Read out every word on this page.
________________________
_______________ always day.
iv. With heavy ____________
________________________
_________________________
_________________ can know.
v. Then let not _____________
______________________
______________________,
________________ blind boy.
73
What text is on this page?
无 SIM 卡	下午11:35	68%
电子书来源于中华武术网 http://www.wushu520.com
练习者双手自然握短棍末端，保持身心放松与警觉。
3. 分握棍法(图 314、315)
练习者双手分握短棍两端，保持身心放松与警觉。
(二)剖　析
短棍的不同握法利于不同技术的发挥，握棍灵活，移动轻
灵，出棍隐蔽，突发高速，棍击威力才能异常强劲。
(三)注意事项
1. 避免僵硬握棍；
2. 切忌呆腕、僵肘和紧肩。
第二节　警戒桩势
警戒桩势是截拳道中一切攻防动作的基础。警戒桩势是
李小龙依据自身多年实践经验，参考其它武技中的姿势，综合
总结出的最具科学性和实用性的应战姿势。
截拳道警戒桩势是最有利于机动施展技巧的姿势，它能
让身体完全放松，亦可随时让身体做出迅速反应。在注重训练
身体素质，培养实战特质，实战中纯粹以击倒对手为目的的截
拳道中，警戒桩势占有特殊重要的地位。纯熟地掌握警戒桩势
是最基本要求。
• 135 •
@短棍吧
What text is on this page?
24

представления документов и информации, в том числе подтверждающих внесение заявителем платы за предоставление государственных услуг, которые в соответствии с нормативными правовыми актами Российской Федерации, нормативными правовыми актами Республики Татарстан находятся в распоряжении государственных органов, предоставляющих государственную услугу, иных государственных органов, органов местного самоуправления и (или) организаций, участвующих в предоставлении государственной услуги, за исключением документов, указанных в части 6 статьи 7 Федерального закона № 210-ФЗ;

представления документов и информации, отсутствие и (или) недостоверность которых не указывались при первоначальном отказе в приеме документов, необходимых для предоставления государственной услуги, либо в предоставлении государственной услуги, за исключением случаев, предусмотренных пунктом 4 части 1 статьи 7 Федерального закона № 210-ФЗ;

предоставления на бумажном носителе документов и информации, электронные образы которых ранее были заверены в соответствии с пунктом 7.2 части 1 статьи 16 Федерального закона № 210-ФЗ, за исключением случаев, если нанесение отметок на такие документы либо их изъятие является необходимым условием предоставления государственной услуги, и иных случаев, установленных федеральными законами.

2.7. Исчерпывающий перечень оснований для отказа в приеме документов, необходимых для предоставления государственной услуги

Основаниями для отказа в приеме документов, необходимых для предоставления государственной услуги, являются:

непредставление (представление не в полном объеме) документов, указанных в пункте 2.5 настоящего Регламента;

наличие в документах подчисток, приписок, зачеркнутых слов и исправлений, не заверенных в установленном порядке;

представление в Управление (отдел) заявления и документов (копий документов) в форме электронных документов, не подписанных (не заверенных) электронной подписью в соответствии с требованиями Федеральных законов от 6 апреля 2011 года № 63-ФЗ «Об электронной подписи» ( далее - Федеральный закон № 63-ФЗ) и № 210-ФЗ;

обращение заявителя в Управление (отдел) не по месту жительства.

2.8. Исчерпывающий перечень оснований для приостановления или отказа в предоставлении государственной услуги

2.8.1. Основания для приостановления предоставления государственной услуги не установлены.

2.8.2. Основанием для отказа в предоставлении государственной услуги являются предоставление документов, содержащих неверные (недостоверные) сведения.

** DIRECTION **
Copy out all lines that carry the word "отдел".

** RESULT FOR THIS TASK **
представление в Управление (отдел) заявления и документов (копий документов) в форме электронных документов, не подписанных (не заверенных) электронной подписью в соответствии с требованиями Федеральных законов от 6 апреля 2011 года № 63-ФЗ «Об электронной подписи» ( далее - Федеральный закон № 63-ФЗ) и № 210-ФЗ;
обращение заявителя в Управление (отдел) не по месту жительства.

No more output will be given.